Winburn's Ex'Ors v. Cochran

Decision Date01 January 1852
Citation9 Tex. 123
PartiesWINBURN'S EX'ORS v. COCHRAN.
CourtTexas Supreme Court
OPINION TEXT STARTS HERE

Where the executors of a bailee assume the absolute ownership of the property and perform acts inconsistent with the acknowledgment of the title of the bailor, the statute of limitations commences to run and bars an action by the bailor in two years.

The statute of limitations not only bars the remedy for the recovery of personal property but vests the right; so that if the former owner should casually obtain the possession, the subsequent claimant under the statute may recover it. Quere? As to real estate. (Note 30.)

Appeal from Washington.

J. E. Shepard, for appellants. There is a single question involved in the case: Will the statute of limitations vest the property? It is expressly so decided in Broh v. Jenkins, 2 La. Cond. R., 20.

“The statute is not only a bar to the remedy for personal property, but it takes away the legal right and vests it in the holder; so that, if the property comes to the hands of the former owner, the party may bring suit and recover it from him. Legal right and legal remedy are the same thing.” (5 Litt. R., 282; Starly v. Earl, 3 J. J. Marsh. R., 278, 368, 374; 3 Litt. R., 138; Litt. Sel. Cas., 439.)

That adverse possession of land gives title there can be no doubt. (Angell Lim., 396.) “An adverse possession, where it actually exists, may be set up against any title whatever, and to make out a title under the statute of limitations.” (Broadstreet v. Huntingdon, 5 Pet. R., 438, cited, with numerous other authorities, in note 1, p. 396, Angell on Limitations.

The reasoning is certainly much stronger why possession should give title to personal property.

The Supreme Court of Louisiana gives three methods of acquiring title to slaves: “by prescription, the owners consent, or a forced alienation.” (Dufour v. Comfranc, 2 La. Con., 245.)

Lewis & Barber, for appellee. I. The statute of limitations will not aid the appellants. They were plaintiffs and should have set out how they claimed.
+++
Please transcribe the part of the court opinion above starting with "Appeal from Washington." and going on through "Cond. R., 20.".

Labeled box records:
+++
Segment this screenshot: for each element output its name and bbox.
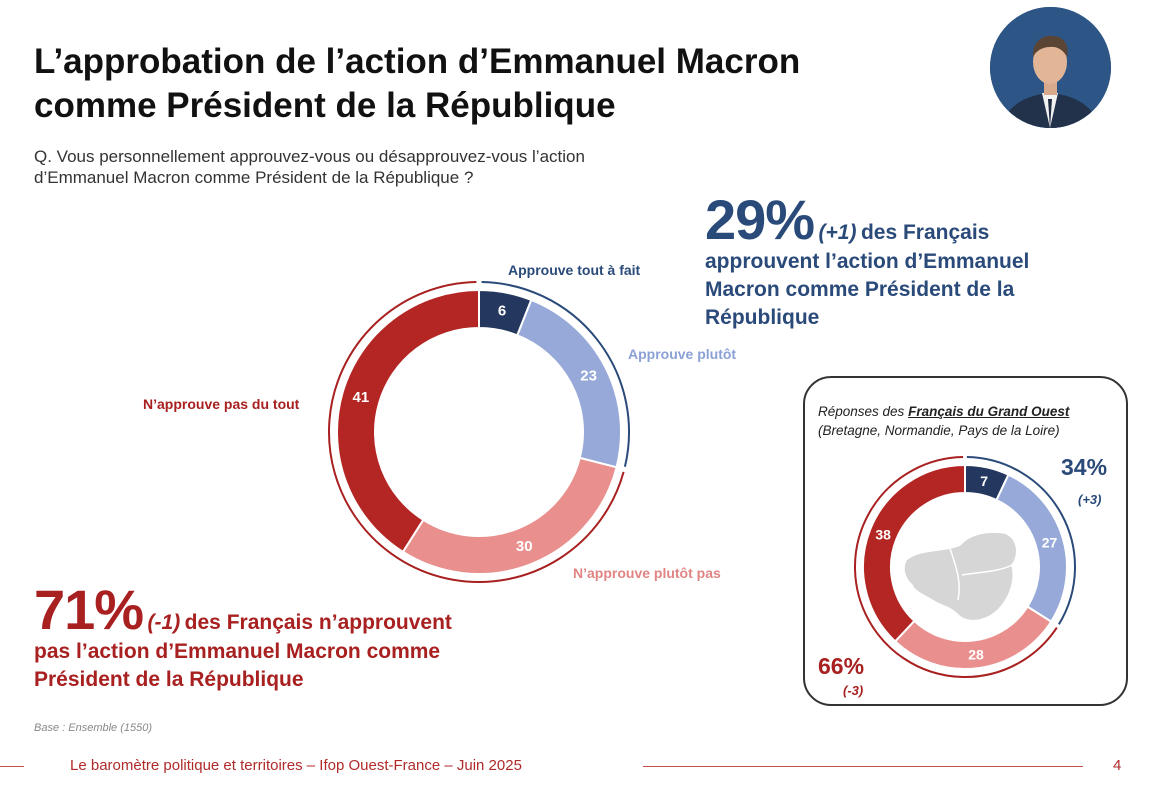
base-note: Base : Ensemble (1550) (34, 722, 153, 734)
inset-approve-arc (966, 456, 1076, 625)
question-line-1: Q. Vous personnellement approuvez-vous o… (34, 147, 585, 166)
inset-emphasis: Français du Grand Ouest (908, 404, 1070, 419)
legend-tout-a-fait: Approuve tout à fait (508, 262, 641, 278)
survey-question: Q. Vous personnellement approuvez-vous o… (34, 146, 734, 188)
disapprove-text-c: Président de la République (34, 668, 304, 691)
donut-inset: 7 27 28 38 (854, 456, 1076, 678)
inset-label-tout-a-fait: 7 (980, 473, 988, 489)
main-label-pas-du-tout: 41 (353, 389, 370, 406)
inset-approve-total: 34% (1061, 454, 1108, 480)
approve-text-c: Macron comme Président de la (705, 278, 1015, 301)
legend-plutot-pas: N’approuve plutôt pas (573, 565, 721, 581)
portrait-illustration (990, 7, 1111, 128)
inset-title: Réponses des Français du Grand Ouest (Br… (818, 402, 1118, 440)
inset-label-pas-du-tout: 38 (875, 527, 891, 543)
inset-disapprove-arc (854, 456, 1058, 678)
legend-plutot: Approuve plutôt (628, 346, 737, 362)
approve-text-d: République (705, 306, 820, 329)
disapprove-total: 71% (34, 578, 144, 641)
approve-summary: 29% (+1) des Français approuvent l’actio… (705, 192, 1125, 332)
approve-text-b: approuvent l’action d’Emmanuel (705, 250, 1030, 273)
main-label-tout-a-fait: 6 (498, 303, 506, 320)
inset-disapprove-total: 66% (818, 653, 865, 679)
main-label-plutot-pas: 30 (516, 538, 533, 555)
president-portrait (990, 7, 1111, 128)
approve-text-a: des Français (860, 221, 990, 244)
grand-ouest-map (903, 531, 1018, 622)
page-number: 4 (1113, 757, 1122, 774)
inset-label-plutot: 27 (1042, 534, 1058, 550)
footer-line-left (0, 766, 24, 767)
approve-total: 29% (705, 188, 815, 251)
main-slice-plutot-pas (401, 456, 618, 575)
question-line-2: d’Emmanuel Macron comme Président de la … (34, 168, 474, 187)
main-label-plutot: 23 (580, 368, 597, 385)
disapprove-summary: 71% (-1) des Français n’approuvent pas l… (34, 582, 594, 694)
title-line-2: comme Président de la République (34, 86, 616, 125)
grand-ouest-panel (803, 376, 1128, 706)
disapprove-text-a: des Français n’approuvent (184, 611, 452, 634)
page-title: L’approbation de l’action d’Emmanuel Mac… (34, 40, 934, 128)
inset-title-line-1: Réponses des Français du Grand Ouest (818, 402, 1118, 421)
main-slice-pas-du-tout (336, 288, 480, 554)
disapprove-delta: (-1) (147, 611, 181, 634)
approve-delta: (+1) (818, 221, 857, 244)
footer-text: Le baromètre politique et territoires – … (70, 757, 522, 774)
inset-approve-delta: (+3) (1078, 492, 1102, 507)
inset-regions: (Bretagne, Normandie, Pays de la Loire) (818, 423, 1060, 438)
main-disapprove-arc (328, 281, 625, 583)
disapprove-text-b: pas l’action d’Emmanuel Macron comme (34, 640, 441, 663)
inset-disapprove-delta: (-3) (843, 683, 864, 698)
inset-prefix: Réponses des (818, 404, 905, 419)
legend-pas-du-tout: N’approuve pas du tout (143, 396, 300, 412)
main-approve-arc (481, 281, 630, 467)
title-line-1: L’approbation de l’action d’Emmanuel Mac… (34, 42, 801, 81)
inset-label-plutot-pas: 28 (968, 646, 984, 662)
footer-line-right (643, 766, 1083, 767)
donut-main: 6 23 30 41 (328, 281, 630, 583)
inset-slice-pas-du-tout (862, 463, 966, 643)
grand-ouest-map-borders (949, 547, 1013, 601)
main-slice-plutot (515, 298, 622, 469)
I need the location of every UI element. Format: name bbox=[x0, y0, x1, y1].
+++
COMPLETED TASK:
Appeal from Washington.

J. E. Shepard, for appellants. There is a single question involved in the case: Will the statute of limitations vest the property? It is expressly so decided in Broh v. Jenkins, 2 La. Cond. R., 20.